TEXTAUSZUG:
Lernten wir anderswo, meist von Hochschullehrern, die irgendwie mit der Marxistischen Gruppe paktierten oder wenigstens mit ihr sympathisierten, streng zwischen Staat und Gesellschaft zu unterscheiden, belehrte uns Habermas rasch eines Besseren. Im "organisierten Kapitalismus" sei, so erfuhren wir, die strikte Trennung beider Sphären einer wechselseitigen Verschränkung gewichen. Gegen die orthodoxe Lehrmeinung, wonach die Ökonomie sich reflexartig in Kultur, Bildung, Recht etc. widerspiegele und so alle Verkehrsformen der Gesellschaft bestimme, zeigte der kritische Philosoph uns, wie im Spätkapitalismus die Wirtschaft in zunehmender Weise politischen Eingriffen und Interessen unterworfen wurde. Nicht nur eine Annäherung, ein Platzwechsel deutete sich an: der Staat probierte sich als Unternehmer, die Wirtschaft antichambrierte. Bald machten Theorien vom staatsmonopolistischen Kapitalismus (Stamokap) die Runde, und das Schlagwort der Technokratie breitete sich aus.

Blickwechsel

Im Nachkriegsdeutschland war dies nicht weiter verwunderlich. Immerhin war es die Ära der sozialliberalen Koalition: die Zeit "konzertierter Aktionen" und "der Politik" von John Meynard Keynes. Mit den sozialpolitischen Kompromissen, der Abfindung und Stillstellung der Arbeiter durch Flächentarifvertrag und Betriebsverfassungsgesetz und der Einrichtung und Förderung wohlfahrtsstaatlicher Zuwendungen, sah es fast so aus, als ob der Kapitalismus seine Fratzengestalt eingebüßt hätte. Durch Abschöpfen industriellen Gewinns, durch Interventionspolitik und eine gerechtere Verteilung des gesellschaftlichen Reichtums erschien das kapitalistische Wirtschaftssystem zähmbar.

Von Kapitalismuskritik oder gar Verteufelung der bürgerlichen Gesellschaft, von "stahlhartem Gehäuse", "Lurchendasein" oder "warenförmiger Zurichtung der Subjekte" war bei ihm nichts mehr übrig geblieben. Statt Totalverblendung und Ausweglosigkeit, Warenfetisch und Zerfallslogik zu lehren, lenkte Habermas den Blick auf die positiven Errungenschaften der Moderne. Bei vielen entstand dadurch ein neues Interesse für Demokratietheorie, Bürgerrechte und Mitbestimmung. Kein Wunder, daß der Philosoph, und mit ihm weite Teile der Alten Linken, Frieden mit den Verhältnissen schlossen und die soziale und politische Ordnung der damaligen BRD akzeptieren, schätzen und loben lernten.

GEZEIGTE EINTRÄGE:
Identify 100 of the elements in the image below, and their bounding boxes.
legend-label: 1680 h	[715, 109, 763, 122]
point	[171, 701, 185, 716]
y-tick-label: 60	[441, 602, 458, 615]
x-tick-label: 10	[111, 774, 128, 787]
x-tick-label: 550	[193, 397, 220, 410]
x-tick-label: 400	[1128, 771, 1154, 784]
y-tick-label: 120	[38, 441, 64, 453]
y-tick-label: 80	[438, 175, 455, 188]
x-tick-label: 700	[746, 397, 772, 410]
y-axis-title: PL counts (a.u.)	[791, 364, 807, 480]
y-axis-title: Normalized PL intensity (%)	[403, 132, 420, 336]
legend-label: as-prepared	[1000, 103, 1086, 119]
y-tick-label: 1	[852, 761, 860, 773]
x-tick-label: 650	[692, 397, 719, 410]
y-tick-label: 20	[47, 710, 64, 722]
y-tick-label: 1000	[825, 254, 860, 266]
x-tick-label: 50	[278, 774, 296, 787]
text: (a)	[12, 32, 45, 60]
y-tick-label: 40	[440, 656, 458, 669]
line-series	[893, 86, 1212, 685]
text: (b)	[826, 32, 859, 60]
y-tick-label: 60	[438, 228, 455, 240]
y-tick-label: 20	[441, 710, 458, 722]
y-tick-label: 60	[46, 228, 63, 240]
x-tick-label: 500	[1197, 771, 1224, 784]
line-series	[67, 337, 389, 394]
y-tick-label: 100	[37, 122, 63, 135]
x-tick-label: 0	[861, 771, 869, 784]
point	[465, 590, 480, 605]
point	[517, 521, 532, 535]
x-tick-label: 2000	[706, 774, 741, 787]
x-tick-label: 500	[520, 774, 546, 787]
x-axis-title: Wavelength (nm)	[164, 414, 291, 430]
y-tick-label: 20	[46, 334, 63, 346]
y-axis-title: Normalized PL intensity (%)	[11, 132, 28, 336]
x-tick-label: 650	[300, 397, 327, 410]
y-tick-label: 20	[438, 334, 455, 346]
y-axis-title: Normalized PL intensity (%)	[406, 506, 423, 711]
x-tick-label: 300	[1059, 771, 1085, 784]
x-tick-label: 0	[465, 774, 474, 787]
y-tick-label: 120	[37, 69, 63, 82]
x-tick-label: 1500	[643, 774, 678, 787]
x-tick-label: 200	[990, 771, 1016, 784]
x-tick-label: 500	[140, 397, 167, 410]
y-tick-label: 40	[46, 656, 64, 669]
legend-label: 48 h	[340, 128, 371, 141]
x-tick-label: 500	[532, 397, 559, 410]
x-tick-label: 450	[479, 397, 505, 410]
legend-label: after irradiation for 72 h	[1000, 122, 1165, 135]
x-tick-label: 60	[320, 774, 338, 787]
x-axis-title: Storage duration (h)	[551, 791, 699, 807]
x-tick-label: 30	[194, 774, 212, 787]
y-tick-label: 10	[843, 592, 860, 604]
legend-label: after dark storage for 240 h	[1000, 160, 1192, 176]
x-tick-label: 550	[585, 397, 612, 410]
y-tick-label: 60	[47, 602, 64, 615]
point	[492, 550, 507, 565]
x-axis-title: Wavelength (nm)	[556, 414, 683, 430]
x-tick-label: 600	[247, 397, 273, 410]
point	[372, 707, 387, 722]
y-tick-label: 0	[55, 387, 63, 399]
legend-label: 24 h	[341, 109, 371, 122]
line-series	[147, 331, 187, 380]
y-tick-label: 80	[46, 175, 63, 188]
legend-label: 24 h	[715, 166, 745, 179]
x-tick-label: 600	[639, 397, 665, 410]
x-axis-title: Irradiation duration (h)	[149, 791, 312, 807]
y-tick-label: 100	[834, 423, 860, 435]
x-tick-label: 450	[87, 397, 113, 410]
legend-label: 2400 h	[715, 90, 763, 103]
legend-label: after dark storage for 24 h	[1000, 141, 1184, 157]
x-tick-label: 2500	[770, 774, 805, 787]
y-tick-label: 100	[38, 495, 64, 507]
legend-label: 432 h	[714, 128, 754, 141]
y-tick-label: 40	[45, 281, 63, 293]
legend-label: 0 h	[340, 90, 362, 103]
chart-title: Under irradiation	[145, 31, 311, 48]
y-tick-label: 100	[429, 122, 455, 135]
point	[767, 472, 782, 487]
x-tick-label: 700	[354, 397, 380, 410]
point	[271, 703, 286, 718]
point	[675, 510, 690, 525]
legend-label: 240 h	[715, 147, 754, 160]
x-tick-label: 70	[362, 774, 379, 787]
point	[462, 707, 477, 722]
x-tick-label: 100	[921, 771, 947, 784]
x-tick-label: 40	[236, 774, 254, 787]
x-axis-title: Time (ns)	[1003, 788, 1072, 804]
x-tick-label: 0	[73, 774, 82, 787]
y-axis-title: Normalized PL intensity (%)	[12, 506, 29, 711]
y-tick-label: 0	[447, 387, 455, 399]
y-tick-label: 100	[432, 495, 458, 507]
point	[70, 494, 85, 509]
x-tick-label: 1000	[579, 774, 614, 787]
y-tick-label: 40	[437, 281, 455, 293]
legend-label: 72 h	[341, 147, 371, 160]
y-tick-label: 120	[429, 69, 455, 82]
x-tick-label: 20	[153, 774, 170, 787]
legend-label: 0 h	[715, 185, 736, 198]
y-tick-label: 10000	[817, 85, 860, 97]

ZIEL DER ÜBUNG:
Beantworte kurz diese drei Fragen zum Textauszug über Habermas.
(a) Was trat laut Text im „organisierten Kapitalismus“ an die Stelle der strikten Trennung von Staat und Gesellschaft?
(b) Welche Koalition prägte die Ära, die im Abschnitt „Blickwechsel“ beschrieben wird?
(c) Worauf lenkte Habermas den Blick, statt Totalverblendung und Ausweglosigkeit zu lehren?

LÖSUNG:
(a) Eine wechselseitige Verschränkung beider Sphären.
(b) Die sozialliberale Koalition.
(c) Auf die positiven Errungenschaften der Moderne.